→ **Set problem**:
Write out, word for word, only the lines from the one containing "Give me a plain-text" through the final line of the data.

→ **Collected data**:

┄┄┄┄┄┄┄┄┄┄

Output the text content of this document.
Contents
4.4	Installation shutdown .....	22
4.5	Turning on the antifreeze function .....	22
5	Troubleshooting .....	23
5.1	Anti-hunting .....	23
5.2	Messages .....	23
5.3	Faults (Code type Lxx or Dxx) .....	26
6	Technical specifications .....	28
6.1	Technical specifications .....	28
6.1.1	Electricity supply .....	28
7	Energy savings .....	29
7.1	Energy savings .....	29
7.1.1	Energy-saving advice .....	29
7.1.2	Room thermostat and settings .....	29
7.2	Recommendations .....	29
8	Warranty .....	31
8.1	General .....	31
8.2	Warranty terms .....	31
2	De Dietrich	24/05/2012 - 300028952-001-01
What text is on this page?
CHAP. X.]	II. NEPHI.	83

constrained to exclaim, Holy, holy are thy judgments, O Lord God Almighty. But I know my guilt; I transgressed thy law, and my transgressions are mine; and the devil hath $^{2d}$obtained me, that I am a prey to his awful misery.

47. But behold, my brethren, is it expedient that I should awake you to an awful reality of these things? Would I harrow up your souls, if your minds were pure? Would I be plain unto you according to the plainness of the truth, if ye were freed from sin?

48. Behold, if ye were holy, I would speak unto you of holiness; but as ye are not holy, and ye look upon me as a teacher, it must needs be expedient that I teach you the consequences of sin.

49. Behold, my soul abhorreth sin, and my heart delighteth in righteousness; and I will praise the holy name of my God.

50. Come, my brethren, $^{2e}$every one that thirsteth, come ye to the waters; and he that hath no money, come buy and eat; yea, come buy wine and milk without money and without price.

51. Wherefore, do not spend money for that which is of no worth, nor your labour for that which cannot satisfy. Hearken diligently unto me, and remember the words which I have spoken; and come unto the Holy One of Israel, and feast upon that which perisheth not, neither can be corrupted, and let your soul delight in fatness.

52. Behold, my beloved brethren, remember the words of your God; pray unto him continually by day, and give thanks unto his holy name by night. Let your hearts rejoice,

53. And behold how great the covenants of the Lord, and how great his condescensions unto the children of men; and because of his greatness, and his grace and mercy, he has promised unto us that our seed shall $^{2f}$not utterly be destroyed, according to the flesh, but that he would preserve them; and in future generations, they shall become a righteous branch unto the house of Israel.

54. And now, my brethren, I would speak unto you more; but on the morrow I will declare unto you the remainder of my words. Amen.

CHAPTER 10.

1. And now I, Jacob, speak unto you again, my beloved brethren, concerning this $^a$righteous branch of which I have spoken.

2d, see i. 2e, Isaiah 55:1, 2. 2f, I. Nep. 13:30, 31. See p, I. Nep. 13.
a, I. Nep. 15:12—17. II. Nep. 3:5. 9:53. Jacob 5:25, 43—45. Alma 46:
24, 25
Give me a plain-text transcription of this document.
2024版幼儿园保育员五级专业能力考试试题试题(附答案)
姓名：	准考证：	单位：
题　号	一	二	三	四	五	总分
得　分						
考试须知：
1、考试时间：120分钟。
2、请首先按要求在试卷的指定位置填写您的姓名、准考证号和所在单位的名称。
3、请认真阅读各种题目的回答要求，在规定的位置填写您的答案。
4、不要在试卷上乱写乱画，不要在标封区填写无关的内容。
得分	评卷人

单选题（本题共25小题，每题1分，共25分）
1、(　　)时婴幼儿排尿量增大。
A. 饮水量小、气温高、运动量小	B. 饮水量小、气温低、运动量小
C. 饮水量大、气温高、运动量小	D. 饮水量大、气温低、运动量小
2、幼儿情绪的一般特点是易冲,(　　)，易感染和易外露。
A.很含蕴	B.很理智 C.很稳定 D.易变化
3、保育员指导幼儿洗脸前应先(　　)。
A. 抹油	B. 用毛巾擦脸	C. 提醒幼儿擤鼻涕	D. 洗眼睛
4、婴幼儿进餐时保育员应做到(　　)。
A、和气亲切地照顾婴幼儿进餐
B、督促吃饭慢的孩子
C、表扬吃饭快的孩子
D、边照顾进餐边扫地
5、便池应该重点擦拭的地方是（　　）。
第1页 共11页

┄┄┄┄┄┄┄┄┄┄

→ **Written reply**:
Give me a plain-text transcription of this document.
2024版幼儿园保育员五级专业能力考试试题试题(附答案)
姓名：	准考证：	单位：
题　号	一	二	三	四	五	总分
得　分						
考试须知：
1、考试时间：120分钟。
2、请首先按要求在试卷的指定位置填写您的姓名、准考证号和所在单位的名称。
3、请认真阅读各种题目的回答要求，在规定的位置填写您的答案。
4、不要在试卷上乱写乱画，不要在标封区填写无关的内容。
得分	评卷人

单选题（本题共25小题，每题1分，共25分）
1、(　　)时婴幼儿排尿量增大。
A. 饮水量小、气温高、运动量小	B. 饮水量小、气温低、运动量小
C. 饮水量大、气温高、运动量小	D. 饮水量大、气温低、运动量小
2、幼儿情绪的一般特点是易冲,(　　)，易感染和易外露。
A.很含蕴	B.很理智 C.很稳定 D.易变化
3、保育员指导幼儿洗脸前应先(　　)。
A. 抹油	B. 用毛巾擦脸	C. 提醒幼儿擤鼻涕	D. 洗眼睛
4、婴幼儿进餐时保育员应做到(　　)。
A、和气亲切地照顾婴幼儿进餐
B、督促吃饭慢的孩子
C、表扬吃饭快的孩子
D、边照顾进餐边扫地
5、便池应该重点擦拭的地方是（　　）。
第1页 共11页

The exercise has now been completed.